Его противоречивое отношение к родине проявлялось на каждом шагу. Стоя на набережной вместе с Хобби, Байрон был свидетелем торжественного прибытия Артура Уэллсли, будущего лорда Веллингтона, и возмущался тем, что корабль Уэллсли идет под французским флагом, так как Наполеон навсегда остался для него кумиром. Он придерживался убеждения Чарлза Фокса[19], что падение Бастилии было величайшим и наиславнейшим событием в истории человечества.
Обдумывая дальнейшие приключения и сократические удовольствия на Востоке, намереваясь «сжимать в объятиях как можно больше гиацинтов», он отправил домой Раштона вместе с Джо Марри и просил мать проявить к парнишке доброту, утверждая, что непременно взял бы его с собой, если б не боялся, что таким юнцам опасно находиться среди турок.

▶ **ПОКАЗАННЫЕ СВЕДЕНИЯ**:
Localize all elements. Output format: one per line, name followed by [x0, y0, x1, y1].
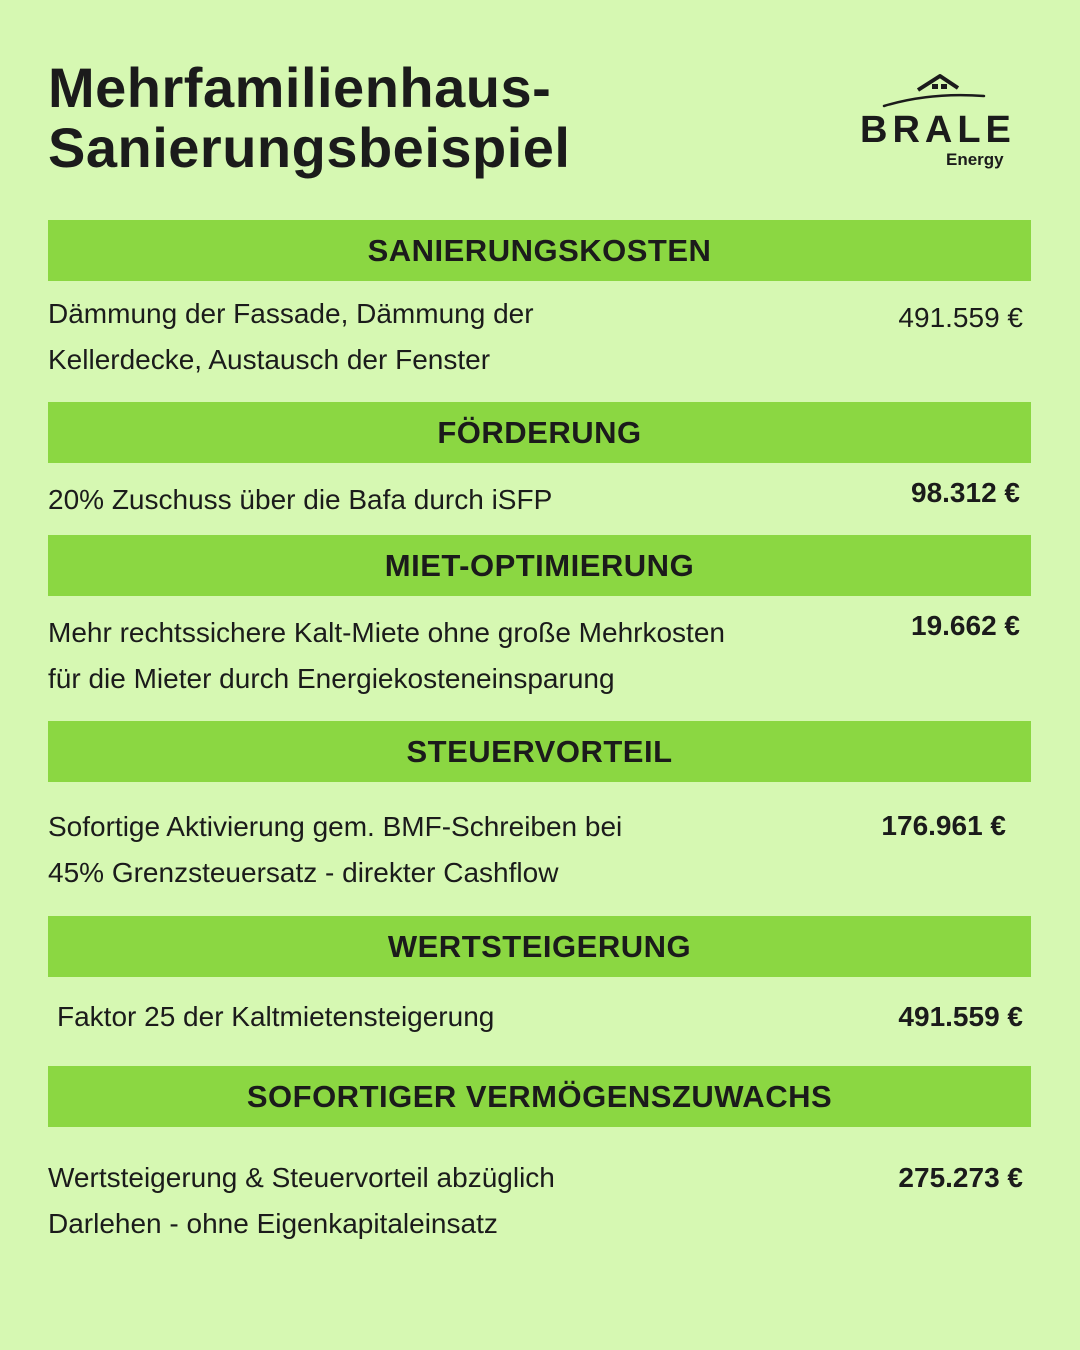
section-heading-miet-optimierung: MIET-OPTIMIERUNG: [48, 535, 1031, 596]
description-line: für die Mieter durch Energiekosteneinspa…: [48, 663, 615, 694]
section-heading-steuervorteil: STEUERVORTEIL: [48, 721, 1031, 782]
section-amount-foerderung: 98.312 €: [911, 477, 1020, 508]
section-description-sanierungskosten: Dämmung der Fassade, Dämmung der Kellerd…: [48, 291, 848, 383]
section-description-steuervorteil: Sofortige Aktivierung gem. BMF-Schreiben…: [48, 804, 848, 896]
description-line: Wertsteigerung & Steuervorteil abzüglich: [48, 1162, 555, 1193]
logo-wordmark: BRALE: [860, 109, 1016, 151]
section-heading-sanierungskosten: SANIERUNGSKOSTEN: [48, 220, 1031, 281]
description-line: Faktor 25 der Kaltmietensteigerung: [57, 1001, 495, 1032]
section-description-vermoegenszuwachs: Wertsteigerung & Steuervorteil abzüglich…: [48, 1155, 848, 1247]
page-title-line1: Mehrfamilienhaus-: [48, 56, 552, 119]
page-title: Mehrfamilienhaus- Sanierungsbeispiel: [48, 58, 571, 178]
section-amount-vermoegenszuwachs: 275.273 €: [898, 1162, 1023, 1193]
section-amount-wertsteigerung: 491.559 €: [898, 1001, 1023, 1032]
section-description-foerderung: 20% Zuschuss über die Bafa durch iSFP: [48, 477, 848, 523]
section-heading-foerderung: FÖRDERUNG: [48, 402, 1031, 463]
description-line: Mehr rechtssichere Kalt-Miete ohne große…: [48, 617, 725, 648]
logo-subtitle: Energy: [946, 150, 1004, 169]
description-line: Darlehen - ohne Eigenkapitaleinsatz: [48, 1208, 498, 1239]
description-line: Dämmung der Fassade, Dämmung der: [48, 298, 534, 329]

▶ **СПИСОК ЗАДАНИЙ**:
1 - Перепишите из фрагмента о Байроне отрывок от «Его противоречивое отношение» до «находиться среди турок.» включительно, подставив «пристани» вместо «набережной».
2 - Назовите всех людей, которые упомянуты во фрагменте о Байроне по имени, фамилии или прозвищу.
3 - Под каким флагом, согласно фрагменту о Байроне, шел корабль Уэллсли?

▶ **РЕШЕНИЯ С РАЗБОРОМ**:
1 -
Его противоречивое отношение к родине проявлялось на каждом шагу. Стоя на пристани вместе с Хобби, Байрон был свидетелем торжественного прибытия Артура Уэллсли, будущего лорда Веллингтона, и возмущался тем, что корабль Уэллсли идет под французским флагом, так как Наполеон навсегда остался для него кумиром. Он придерживался убеждения Чарлза Фокса[19], что падение Бастилии было величайшим и наиславнейшим событием в истории человечества.
Обдумывая дальнейшие приключения и сократические удовольствия на Востоке, намереваясь «сжимать в объятиях как можно больше гиацинтов», он отправил домой Раштона вместе с Джо Марри и просил мать проявить к парнишке доброту, утверждая, что непременно взял бы его с собой, если б не боялся, что таким юнцам опасно находиться среди турок.

2 - Хобби, Байрон, Артур Уэллсли (будущий лорд Веллингтон), Наполеон, Чарлз Фокс, Раштон, Джо Марри.

3 - Корабль Уэллсли шел под французским флагом.